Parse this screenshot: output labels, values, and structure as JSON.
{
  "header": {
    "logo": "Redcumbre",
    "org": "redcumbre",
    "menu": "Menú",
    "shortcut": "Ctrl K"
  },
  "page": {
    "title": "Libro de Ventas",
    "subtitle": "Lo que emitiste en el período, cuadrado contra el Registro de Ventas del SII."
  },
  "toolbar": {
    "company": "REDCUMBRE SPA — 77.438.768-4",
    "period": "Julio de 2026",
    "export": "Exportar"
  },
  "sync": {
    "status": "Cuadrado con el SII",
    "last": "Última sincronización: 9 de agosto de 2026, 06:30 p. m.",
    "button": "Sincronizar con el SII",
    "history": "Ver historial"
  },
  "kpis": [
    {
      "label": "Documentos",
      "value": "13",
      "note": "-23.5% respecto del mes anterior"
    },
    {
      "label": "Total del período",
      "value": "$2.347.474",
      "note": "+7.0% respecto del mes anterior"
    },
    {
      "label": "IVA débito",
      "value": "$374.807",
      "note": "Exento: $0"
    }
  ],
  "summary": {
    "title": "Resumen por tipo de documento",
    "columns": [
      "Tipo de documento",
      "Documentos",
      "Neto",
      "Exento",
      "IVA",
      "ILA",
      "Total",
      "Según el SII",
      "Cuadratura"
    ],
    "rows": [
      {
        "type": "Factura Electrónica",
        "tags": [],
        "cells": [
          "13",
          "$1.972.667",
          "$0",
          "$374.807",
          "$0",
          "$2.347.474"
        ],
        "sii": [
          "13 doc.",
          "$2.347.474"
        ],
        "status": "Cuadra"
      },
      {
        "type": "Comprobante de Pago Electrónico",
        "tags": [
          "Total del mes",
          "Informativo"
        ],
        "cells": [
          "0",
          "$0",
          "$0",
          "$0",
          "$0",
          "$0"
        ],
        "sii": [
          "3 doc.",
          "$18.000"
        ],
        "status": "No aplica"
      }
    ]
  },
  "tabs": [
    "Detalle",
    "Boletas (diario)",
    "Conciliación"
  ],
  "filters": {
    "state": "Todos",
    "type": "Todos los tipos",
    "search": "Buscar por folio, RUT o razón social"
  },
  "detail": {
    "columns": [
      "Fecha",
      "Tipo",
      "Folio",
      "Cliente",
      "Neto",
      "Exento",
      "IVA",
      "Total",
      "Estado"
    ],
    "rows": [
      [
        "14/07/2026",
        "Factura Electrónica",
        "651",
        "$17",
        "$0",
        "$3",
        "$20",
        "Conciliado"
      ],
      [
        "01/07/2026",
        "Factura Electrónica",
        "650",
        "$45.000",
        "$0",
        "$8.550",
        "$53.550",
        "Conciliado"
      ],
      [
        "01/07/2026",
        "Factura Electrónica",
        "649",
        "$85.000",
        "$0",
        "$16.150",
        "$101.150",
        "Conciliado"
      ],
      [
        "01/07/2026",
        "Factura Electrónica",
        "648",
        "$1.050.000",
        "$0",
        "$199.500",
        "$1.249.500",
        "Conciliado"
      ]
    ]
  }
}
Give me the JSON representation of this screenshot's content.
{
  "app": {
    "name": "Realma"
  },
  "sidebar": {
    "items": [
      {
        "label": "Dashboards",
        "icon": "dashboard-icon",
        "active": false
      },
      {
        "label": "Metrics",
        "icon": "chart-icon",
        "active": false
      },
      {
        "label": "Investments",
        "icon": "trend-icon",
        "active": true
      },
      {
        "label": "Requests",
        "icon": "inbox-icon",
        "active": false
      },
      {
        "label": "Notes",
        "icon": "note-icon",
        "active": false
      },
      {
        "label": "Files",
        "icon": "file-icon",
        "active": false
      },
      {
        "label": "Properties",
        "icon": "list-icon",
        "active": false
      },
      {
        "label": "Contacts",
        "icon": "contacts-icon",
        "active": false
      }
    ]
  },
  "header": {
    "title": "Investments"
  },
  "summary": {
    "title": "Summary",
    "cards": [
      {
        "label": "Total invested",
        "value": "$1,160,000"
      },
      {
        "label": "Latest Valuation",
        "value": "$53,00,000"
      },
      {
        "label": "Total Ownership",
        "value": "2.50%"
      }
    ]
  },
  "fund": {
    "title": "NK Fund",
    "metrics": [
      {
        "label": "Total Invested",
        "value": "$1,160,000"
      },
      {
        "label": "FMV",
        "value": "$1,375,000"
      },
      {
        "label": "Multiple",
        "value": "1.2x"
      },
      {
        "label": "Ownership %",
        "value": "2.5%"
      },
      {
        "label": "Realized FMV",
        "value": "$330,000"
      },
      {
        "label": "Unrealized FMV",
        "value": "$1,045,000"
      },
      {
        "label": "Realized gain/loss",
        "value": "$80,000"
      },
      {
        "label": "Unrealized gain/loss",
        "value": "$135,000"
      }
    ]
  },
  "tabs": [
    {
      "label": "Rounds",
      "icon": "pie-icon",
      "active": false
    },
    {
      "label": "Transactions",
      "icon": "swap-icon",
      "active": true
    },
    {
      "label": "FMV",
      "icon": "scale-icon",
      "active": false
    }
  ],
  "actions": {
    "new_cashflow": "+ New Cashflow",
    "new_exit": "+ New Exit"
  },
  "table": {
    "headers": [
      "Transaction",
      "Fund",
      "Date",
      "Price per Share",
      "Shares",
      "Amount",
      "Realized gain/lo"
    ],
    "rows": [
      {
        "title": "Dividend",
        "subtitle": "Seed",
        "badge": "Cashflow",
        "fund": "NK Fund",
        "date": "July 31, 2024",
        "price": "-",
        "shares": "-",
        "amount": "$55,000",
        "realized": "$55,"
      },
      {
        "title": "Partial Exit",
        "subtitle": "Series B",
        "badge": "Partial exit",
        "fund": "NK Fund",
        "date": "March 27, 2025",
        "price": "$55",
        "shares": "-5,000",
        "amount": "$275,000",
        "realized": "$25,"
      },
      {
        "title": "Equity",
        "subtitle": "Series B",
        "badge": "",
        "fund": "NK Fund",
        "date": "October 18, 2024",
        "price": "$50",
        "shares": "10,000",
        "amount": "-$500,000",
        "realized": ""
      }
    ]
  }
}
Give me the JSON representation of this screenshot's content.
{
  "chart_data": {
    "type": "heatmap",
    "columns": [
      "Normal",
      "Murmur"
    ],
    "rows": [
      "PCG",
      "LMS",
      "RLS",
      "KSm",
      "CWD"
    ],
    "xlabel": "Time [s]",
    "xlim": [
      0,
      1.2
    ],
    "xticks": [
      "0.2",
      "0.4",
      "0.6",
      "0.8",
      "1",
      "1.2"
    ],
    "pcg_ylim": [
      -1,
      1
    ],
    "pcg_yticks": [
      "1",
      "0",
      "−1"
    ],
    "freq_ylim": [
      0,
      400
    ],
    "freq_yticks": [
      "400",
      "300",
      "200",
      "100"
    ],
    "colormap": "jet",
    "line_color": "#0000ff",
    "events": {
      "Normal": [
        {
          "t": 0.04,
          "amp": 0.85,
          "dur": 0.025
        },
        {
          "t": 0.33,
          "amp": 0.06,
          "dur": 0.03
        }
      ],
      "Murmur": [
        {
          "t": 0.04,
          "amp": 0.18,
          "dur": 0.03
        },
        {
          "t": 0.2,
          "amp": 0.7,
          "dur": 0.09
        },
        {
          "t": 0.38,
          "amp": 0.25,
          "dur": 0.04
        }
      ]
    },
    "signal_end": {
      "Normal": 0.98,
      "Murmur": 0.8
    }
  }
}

§ **Aim of the task**: Which lines include "Ventas"? Copy each of them out.

§ **Reply to the exercise**:
    "title": "Libro de Ventas",
    "subtitle": "Lo que emitiste en el período, cuadrado contra el Registro de Ventas del SII."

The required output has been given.